◆ **TASK INSTRUCTIONS**:
Below is some material; transcribe all of it exactly.

◆ **GIVEN RECORDS**:
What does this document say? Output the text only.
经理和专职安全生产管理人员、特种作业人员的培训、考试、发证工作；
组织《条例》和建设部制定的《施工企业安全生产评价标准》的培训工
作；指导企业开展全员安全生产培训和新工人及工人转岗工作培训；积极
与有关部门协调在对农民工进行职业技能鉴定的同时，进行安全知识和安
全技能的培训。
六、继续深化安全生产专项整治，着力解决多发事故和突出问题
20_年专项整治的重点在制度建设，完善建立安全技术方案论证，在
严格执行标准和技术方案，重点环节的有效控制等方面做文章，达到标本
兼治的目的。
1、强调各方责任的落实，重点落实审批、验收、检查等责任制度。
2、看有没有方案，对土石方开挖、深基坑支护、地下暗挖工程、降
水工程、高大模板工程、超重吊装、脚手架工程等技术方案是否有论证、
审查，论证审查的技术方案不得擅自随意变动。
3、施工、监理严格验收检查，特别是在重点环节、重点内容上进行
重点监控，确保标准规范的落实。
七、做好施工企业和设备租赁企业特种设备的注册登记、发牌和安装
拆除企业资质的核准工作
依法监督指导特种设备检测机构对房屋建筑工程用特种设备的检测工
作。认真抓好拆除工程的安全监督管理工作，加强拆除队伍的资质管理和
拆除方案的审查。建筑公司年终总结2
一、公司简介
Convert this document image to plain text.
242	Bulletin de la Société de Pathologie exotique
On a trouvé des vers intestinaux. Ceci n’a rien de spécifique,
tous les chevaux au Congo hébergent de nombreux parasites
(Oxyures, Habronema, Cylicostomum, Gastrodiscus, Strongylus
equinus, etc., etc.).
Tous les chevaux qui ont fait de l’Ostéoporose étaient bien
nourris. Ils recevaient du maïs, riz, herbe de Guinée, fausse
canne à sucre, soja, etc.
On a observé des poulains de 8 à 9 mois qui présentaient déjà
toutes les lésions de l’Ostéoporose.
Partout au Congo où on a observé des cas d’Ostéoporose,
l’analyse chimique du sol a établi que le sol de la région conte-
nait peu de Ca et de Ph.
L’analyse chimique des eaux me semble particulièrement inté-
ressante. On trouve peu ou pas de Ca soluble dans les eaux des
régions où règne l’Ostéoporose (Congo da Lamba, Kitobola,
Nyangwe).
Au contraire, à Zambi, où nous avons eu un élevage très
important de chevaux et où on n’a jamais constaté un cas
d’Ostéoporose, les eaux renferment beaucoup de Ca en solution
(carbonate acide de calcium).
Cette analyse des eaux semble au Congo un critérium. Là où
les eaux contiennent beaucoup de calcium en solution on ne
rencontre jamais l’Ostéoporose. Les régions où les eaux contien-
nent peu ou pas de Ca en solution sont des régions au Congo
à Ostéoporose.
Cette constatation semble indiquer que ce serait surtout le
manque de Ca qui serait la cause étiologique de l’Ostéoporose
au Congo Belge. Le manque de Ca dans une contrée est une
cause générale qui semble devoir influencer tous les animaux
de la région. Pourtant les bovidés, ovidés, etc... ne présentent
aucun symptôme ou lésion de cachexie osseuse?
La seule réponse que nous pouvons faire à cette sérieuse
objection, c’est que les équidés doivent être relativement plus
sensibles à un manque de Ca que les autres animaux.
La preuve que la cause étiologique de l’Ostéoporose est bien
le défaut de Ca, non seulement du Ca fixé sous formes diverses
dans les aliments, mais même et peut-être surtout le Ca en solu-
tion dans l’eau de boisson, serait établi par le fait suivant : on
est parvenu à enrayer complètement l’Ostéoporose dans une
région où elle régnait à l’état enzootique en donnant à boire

◆ **TASK ANSWER**:
What does this document say? Output the text only.
经理和专职安全生产管理人员、特种作业人员的培训、考试、发证工作；
组织《条例》和建设部制定的《施工企业安全生产评价标准》的培训工
作；指导企业开展全员安全生产培训和新工人及工人转岗工作培训；积极
与有关部门协调在对农民工进行职业技能鉴定的同时，进行安全知识和安
全技能的培训。
六、继续深化安全生产专项整治，着力解决多发事故和突出问题
20_年专项整治的重点在制度建设，完善建立安全技术方案论证，在
严格执行标准和技术方案，重点环节的有效控制等方面做文章，达到标本
兼治的目的。
1、强调各方责任的落实，重点落实审批、验收、检查等责任制度。
2、看有没有方案，对土石方开挖、深基坑支护、地下暗挖工程、降
水工程、高大模板工程、超重吊装、脚手架工程等技术方案是否有论证、
审查，论证审查的技术方案不得擅自随意变动。
3、施工、监理严格验收检查，特别是在重点环节、重点内容上进行
重点监控，确保标准规范的落实。
七、做好施工企业和设备租赁企业特种设备的注册登记、发牌和安装
拆除企业资质的核准工作
依法监督指导特种设备检测机构对房屋建筑工程用特种设备的检测工
作。认真抓好拆除工程的安全监督管理工作，加强拆除队伍的资质管理和
拆除方案的审查。建筑公司年终总结2
一、公司简介
Convert this document image to plain text.
242	Bulletin de la Société de Pathologie exotique
On a trouvé des vers intestinaux. Ceci n’a rien de spécifique,
tous les chevaux au Congo hébergent de nombreux parasites
(Oxyures, Habronema, Cylicostomum, Gastrodiscus, Strongylus
equinus, etc., etc.).
Tous les chevaux qui ont fait de l’Ostéoporose étaient bien
nourris. Ils recevaient du maïs, riz, herbe de Guinée, fausse
canne à sucre, soja, etc.
On a observé des poulains de 8 à 9 mois qui présentaient déjà
toutes les lésions de l’Ostéoporose.
Partout au Congo où on a observé des cas d’Ostéoporose,
l’analyse chimique du sol a établi que le sol de la région conte-
nait peu de Ca et de Ph.
L’analyse chimique des eaux me semble particulièrement inté-
ressante. On trouve peu ou pas de Ca soluble dans les eaux des
régions où règne l’Ostéoporose (Congo da Lamba, Kitobola,
Nyangwe).
Au contraire, à Zambi, où nous avons eu un élevage très
important de chevaux et où on n’a jamais constaté un cas
d’Ostéoporose, les eaux renferment beaucoup de Ca en solution
(carbonate acide de calcium).
Cette analyse des eaux semble au Congo un critérium. Là où
les eaux contiennent beaucoup de calcium en solution on ne
rencontre jamais l’Ostéoporose. Les régions où les eaux contien-
nent peu ou pas de Ca en solution sont des régions au Congo
à Ostéoporose.
Cette constatation semble indiquer que ce serait surtout le
manque de Ca qui serait la cause étiologique de l’Ostéoporose
au Congo Belge. Le manque de Ca dans une contrée est une
cause générale qui semble devoir influencer tous les animaux
de la région. Pourtant les bovidés, ovidés, etc... ne présentent
aucun symptôme ou lésion de cachexie osseuse?
La seule réponse que nous pouvons faire à cette sérieuse
objection, c’est que les équidés doivent être relativement plus
sensibles à un manque de Ca que les autres animaux.
La preuve que la cause étiologique de l’Ostéoporose est bien
le défaut de Ca, non seulement du Ca fixé sous formes diverses
dans les aliments, mais même et peut-être surtout le Ca en solu-
tion dans l’eau de boisson, serait établi par le fait suivant : on
est parvenu à enrayer complètement l’Ostéoporose dans une
région où elle régnait à l’état enzootique en donnant à boire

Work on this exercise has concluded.